# YOUR TASK:
Write only the number of lines holding the string "this".

# START OF DATA EXTRACT

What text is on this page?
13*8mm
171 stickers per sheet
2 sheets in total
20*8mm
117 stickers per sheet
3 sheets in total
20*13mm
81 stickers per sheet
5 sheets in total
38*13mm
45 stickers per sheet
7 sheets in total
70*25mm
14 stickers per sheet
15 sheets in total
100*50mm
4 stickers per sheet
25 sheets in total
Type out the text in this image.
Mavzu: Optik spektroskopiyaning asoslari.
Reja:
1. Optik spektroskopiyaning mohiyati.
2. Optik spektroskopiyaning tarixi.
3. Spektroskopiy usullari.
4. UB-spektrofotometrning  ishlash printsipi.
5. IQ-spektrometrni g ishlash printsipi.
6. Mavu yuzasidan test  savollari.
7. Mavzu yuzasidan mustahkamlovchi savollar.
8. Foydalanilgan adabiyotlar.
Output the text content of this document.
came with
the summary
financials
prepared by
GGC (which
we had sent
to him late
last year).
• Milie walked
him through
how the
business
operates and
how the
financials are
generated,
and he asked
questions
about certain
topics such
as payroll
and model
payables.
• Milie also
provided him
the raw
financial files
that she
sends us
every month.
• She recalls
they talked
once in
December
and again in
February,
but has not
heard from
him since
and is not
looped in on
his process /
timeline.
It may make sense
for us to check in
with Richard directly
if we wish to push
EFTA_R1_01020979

# END OF DATA EXTRACT

# TASK RESULT:
3